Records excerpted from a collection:
.....

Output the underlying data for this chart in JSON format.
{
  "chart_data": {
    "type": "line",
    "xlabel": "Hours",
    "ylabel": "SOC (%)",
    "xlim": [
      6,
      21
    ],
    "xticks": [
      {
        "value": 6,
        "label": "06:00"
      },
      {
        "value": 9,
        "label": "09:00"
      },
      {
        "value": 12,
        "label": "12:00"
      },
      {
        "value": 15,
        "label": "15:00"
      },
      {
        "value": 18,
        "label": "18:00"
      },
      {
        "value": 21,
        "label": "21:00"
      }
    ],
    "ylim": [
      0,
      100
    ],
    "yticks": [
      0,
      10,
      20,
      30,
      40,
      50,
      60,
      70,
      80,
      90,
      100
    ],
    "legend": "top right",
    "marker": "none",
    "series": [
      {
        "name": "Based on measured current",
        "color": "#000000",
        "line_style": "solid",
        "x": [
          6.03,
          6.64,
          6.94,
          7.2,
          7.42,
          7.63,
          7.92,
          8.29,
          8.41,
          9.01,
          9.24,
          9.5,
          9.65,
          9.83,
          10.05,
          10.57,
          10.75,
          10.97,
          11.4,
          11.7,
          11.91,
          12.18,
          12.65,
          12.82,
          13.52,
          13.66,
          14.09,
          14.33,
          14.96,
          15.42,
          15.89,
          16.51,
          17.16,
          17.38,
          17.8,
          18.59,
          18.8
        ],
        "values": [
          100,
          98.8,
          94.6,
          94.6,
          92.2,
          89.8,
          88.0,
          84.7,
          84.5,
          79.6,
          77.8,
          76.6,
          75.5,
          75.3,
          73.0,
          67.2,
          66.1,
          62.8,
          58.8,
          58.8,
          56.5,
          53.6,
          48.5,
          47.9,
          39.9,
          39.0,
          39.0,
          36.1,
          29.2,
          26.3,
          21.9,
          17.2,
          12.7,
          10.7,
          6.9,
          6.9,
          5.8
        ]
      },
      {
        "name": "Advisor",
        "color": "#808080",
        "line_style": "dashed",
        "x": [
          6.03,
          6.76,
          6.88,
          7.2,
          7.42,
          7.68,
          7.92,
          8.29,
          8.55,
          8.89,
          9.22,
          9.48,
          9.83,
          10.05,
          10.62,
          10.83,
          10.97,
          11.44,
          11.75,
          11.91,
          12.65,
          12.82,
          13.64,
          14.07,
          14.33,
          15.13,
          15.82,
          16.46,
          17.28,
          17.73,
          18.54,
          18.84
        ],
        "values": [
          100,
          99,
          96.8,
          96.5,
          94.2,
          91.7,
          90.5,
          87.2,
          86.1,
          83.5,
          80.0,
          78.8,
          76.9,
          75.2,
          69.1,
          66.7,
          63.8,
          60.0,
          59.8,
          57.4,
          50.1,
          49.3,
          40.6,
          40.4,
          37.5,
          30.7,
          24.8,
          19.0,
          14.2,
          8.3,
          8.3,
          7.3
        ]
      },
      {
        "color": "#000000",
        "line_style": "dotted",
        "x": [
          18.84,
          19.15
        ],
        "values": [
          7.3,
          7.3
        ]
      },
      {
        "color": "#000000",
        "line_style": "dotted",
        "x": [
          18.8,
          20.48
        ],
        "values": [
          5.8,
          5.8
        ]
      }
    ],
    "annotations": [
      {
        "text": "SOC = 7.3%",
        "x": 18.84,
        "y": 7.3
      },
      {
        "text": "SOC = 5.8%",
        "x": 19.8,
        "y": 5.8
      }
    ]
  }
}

.....

Exercise aim: Print all of the data exactly as it was given.

Written solution:
Output the underlying data for this chart in JSON format.
{
  "chart_data": {
    "type": "line",
    "xlabel": "Hours",
    "ylabel": "SOC (%)",
    "xlim": [
      6,
      21
    ],
    "xticks": [
      {
        "value": 6,
        "label": "06:00"
      },
      {
        "value": 9,
        "label": "09:00"
      },
      {
        "value": 12,
        "label": "12:00"
      },
      {
        "value": 15,
        "label": "15:00"
      },
      {
        "value": 18,
        "label": "18:00"
      },
      {
        "value": 21,
        "label": "21:00"
      }
    ],
    "ylim": [
      0,
      100
    ],
    "yticks": [
      0,
      10,
      20,
      30,
      40,
      50,
      60,
      70,
      80,
      90,
      100
    ],
    "legend": "top right",
    "marker": "none",
    "series": [
      {
        "name": "Based on measured current",
        "color": "#000000",
        "line_style": "solid",
        "x": [
          6.03,
          6.64,
          6.94,
          7.2,
          7.42,
          7.63,
          7.92,
          8.29,
          8.41,
          9.01,
          9.24,
          9.5,
          9.65,
          9.83,
          10.05,
          10.57,
          10.75,
          10.97,
          11.4,
          11.7,
          11.91,
          12.18,
          12.65,
          12.82,
          13.52,
          13.66,
          14.09,
          14.33,
          14.96,
          15.42,
          15.89,
          16.51,
          17.16,
          17.38,
          17.8,
          18.59,
          18.8
        ],
        "values": [
          100,
          98.8,
          94.6,
          94.6,
          92.2,
          89.8,
          88.0,
          84.7,
          84.5,
          79.6,
          77.8,
          76.6,
          75.5,
          75.3,
          73.0,
          67.2,
          66.1,
          62.8,
          58.8,
          58.8,
          56.5,
          53.6,
          48.5,
          47.9,
          39.9,
          39.0,
          39.0,
          36.1,
          29.2,
          26.3,
          21.9,
          17.2,
          12.7,
          10.7,
          6.9,
          6.9,
          5.8
        ]
      },
      {
        "name": "Advisor",
        "color": "#808080",
        "line_style": "dashed",
        "x": [
          6.03,
          6.76,
          6.88,
          7.2,
          7.42,
          7.68,
          7.92,
          8.29,
          8.55,
          8.89,
          9.22,
          9.48,
          9.83,
          10.05,
          10.62,
          10.83,
          10.97,
          11.44,
          11.75,
          11.91,
          12.65,
          12.82,
          13.64,
          14.07,
          14.33,
          15.13,
          15.82,
          16.46,
          17.28,
          17.73,
          18.54,
          18.84
        ],
        "values": [
          100,
          99,
          96.8,
          96.5,
          94.2,
          91.7,
          90.5,
          87.2,
          86.1,
          83.5,
          80.0,
          78.8,
          76.9,
          75.2,
          69.1,
          66.7,
          63.8,
          60.0,
          59.8,
          57.4,
          50.1,
          49.3,
          40.6,
          40.4,
          37.5,
          30.7,
          24.8,
          19.0,
          14.2,
          8.3,
          8.3,
          7.3
        ]
      },
      {
        "color": "#000000",
        "line_style": "dotted",
        "x": [
          18.84,
          19.15
        ],
        "values": [
          7.3,
          7.3
        ]
      },
      {
        "color": "#000000",
        "line_style": "dotted",
        "x": [
          18.8,
          20.48
        ],
        "values": [
          5.8,
          5.8
        ]
      }
    ],
    "annotations": [
      {
        "text": "SOC = 7.3%",
        "x": 18.84,
        "y": 7.3
      },
      {
        "text": "SOC = 5.8%",
        "x": 19.8,
        "y": 5.8
      }
    ]
  }
}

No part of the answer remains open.